[WHAT THE TASK ASKS] From the entries that follow, gather each line holding the word "astenia".

Saved entries

»»

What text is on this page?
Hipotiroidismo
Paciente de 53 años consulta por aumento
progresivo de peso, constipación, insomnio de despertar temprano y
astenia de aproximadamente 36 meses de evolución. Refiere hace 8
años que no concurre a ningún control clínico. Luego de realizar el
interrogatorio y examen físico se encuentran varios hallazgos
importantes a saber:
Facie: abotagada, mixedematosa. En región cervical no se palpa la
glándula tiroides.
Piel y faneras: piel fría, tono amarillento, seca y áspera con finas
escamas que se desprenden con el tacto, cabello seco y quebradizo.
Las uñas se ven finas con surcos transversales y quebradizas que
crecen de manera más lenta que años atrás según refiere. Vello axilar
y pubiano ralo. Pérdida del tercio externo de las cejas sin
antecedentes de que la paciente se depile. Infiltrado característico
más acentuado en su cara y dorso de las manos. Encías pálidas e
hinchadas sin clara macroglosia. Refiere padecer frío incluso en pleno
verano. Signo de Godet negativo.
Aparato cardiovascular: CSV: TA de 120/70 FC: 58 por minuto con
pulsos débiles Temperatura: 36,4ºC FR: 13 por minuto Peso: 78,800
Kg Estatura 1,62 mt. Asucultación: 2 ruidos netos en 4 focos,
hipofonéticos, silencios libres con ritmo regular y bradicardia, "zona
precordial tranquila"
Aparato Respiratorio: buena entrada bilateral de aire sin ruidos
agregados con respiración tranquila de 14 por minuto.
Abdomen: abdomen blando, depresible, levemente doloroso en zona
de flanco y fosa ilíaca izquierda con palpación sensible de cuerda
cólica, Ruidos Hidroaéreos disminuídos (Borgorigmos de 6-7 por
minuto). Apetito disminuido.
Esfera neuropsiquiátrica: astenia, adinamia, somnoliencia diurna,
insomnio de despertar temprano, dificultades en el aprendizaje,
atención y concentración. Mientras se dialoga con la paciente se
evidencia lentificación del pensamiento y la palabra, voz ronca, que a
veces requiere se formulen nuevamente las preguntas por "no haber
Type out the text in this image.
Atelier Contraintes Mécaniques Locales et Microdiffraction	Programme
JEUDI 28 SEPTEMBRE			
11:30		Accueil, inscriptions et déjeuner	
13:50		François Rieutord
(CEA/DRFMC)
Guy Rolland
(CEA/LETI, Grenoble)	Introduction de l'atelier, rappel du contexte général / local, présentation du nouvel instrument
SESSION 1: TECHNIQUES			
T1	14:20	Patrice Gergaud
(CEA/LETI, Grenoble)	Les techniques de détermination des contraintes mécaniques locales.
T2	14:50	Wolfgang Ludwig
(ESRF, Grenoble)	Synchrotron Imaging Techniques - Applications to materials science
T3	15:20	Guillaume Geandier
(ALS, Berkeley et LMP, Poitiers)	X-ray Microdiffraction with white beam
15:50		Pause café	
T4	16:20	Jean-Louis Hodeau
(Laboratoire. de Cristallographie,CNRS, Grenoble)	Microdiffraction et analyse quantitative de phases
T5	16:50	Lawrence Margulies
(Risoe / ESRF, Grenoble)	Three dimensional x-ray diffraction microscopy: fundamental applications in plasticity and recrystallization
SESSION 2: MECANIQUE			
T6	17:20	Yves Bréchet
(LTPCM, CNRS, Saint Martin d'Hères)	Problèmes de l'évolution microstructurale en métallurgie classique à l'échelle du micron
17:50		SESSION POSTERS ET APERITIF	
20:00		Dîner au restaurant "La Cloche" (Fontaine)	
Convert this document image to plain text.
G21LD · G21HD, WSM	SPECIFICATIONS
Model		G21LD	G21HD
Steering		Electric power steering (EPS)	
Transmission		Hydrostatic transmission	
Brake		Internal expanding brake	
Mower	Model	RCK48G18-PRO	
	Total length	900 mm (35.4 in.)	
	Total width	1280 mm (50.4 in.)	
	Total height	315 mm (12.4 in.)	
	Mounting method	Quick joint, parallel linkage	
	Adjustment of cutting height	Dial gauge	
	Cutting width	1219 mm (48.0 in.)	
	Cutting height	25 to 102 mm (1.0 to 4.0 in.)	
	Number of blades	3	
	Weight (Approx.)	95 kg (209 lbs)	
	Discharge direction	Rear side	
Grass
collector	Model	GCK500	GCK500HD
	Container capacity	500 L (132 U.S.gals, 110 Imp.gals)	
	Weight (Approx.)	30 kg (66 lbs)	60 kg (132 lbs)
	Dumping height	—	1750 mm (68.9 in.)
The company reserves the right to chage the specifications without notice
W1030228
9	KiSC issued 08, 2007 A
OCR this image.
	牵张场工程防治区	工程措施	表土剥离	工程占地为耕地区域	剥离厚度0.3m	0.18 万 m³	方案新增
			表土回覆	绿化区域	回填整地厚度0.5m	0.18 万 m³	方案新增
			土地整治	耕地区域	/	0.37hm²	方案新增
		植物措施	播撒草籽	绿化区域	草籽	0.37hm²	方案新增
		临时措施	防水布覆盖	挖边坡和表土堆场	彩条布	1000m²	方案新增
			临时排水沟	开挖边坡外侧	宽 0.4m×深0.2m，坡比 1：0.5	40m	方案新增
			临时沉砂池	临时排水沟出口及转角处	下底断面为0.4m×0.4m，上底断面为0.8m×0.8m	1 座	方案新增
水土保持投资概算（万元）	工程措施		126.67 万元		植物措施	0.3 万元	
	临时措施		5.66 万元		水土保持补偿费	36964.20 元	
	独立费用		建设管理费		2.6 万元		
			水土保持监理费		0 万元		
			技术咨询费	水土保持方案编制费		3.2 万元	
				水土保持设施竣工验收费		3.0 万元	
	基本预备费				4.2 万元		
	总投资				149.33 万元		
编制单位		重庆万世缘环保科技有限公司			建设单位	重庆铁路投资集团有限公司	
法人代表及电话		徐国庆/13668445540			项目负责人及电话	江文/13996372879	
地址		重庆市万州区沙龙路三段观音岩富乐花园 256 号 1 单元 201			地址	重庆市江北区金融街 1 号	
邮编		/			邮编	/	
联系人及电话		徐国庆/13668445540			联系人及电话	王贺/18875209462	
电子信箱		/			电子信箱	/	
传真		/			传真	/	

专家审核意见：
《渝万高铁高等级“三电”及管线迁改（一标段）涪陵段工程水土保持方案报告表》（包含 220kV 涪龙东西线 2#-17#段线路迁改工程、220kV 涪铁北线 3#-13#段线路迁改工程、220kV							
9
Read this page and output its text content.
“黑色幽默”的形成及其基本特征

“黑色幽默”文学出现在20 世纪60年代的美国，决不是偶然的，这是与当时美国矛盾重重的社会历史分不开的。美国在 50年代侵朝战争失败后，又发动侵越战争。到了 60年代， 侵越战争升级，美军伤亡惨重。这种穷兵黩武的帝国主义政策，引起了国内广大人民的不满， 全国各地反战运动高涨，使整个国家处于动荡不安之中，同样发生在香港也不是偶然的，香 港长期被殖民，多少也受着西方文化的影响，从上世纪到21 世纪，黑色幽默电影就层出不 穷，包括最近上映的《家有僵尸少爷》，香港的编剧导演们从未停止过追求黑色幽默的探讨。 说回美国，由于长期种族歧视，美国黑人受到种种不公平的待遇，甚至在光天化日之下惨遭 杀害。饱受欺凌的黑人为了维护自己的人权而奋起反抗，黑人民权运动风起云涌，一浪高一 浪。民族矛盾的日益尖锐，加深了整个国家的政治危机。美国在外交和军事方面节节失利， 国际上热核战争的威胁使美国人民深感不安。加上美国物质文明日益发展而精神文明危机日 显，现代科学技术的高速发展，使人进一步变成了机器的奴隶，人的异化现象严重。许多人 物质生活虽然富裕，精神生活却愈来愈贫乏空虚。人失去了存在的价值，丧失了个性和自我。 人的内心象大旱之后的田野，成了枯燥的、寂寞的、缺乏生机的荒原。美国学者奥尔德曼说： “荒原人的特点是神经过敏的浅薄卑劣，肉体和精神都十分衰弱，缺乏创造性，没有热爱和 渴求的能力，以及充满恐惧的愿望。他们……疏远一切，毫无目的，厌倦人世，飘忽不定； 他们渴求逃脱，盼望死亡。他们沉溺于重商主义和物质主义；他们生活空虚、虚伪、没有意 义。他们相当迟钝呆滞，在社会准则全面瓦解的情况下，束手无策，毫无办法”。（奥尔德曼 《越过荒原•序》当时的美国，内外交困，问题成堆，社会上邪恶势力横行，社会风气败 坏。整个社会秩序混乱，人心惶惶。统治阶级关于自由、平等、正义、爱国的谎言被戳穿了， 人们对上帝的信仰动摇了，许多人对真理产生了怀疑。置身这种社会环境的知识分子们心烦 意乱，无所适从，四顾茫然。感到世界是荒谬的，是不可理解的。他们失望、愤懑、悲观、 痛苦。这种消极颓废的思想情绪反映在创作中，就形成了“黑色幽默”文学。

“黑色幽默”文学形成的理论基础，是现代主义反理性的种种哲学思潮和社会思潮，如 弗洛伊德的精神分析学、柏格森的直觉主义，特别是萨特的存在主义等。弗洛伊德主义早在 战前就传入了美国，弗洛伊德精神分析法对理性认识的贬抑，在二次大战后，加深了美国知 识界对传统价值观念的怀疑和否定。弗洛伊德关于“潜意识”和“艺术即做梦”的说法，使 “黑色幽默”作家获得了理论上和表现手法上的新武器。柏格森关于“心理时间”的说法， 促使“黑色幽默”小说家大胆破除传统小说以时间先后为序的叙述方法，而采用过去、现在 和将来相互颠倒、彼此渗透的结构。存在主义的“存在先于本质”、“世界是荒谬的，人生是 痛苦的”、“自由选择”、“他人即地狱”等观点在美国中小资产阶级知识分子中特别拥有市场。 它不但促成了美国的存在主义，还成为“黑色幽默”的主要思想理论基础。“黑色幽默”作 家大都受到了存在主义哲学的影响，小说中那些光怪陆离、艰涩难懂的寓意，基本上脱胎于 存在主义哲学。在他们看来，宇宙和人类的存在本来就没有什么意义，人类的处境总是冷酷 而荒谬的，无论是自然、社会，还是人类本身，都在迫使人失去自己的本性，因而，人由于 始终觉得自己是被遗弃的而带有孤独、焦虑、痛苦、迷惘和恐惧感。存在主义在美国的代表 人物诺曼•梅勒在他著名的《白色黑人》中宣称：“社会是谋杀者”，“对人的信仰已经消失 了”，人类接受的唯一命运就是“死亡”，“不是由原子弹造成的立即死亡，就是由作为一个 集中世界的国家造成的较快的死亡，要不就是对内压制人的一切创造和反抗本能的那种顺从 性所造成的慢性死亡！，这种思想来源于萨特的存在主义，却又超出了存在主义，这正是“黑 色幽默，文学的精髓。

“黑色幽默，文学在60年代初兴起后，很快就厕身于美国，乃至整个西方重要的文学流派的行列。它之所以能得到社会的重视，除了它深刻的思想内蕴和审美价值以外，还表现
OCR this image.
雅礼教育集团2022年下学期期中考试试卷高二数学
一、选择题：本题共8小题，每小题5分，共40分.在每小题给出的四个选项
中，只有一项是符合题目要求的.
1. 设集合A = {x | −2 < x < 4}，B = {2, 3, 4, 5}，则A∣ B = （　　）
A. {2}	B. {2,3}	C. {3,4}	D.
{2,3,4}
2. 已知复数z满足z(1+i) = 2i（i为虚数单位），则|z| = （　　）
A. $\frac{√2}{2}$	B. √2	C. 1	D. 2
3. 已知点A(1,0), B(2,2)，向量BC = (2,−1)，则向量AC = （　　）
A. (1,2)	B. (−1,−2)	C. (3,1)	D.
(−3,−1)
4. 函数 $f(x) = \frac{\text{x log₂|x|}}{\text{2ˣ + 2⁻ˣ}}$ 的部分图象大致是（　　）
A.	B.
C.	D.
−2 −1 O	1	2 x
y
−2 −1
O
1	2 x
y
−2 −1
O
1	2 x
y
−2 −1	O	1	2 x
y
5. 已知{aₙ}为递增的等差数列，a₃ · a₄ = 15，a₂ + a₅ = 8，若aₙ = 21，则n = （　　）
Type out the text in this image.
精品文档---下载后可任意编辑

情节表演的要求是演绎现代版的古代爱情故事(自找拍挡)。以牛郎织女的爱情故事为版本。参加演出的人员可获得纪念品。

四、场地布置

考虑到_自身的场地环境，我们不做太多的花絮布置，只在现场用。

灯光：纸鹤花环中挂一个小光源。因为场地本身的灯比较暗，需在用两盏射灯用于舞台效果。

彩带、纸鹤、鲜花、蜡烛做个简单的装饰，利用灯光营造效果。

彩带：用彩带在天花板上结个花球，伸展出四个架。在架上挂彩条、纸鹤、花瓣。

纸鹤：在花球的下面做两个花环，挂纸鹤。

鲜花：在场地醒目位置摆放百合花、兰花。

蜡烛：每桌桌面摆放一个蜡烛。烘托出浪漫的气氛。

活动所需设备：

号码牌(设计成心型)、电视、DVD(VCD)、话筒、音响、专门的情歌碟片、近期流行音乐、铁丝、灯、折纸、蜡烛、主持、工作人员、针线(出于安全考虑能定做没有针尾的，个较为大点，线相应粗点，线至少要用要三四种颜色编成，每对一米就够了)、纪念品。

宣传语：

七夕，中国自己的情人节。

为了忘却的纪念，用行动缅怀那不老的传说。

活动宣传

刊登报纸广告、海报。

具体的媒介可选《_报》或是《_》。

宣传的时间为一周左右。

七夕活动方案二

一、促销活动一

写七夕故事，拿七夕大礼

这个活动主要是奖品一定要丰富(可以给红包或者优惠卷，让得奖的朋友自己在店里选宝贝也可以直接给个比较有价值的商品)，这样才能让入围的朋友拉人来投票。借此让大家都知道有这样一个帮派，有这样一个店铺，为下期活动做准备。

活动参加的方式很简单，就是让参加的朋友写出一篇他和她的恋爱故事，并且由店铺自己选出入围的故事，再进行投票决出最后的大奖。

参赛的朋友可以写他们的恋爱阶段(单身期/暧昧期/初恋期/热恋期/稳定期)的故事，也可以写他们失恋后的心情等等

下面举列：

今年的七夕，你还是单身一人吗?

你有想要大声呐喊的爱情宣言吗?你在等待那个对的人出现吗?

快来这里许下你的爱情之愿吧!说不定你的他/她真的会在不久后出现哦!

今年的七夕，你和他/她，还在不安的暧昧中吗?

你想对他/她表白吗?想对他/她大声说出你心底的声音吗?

««

[THE RESULT]
astenia de aproximadamente 36 meses de evolución. Refiere hace 8
Esfera neuropsiquiátrica: astenia, adinamia, somnoliencia diurna,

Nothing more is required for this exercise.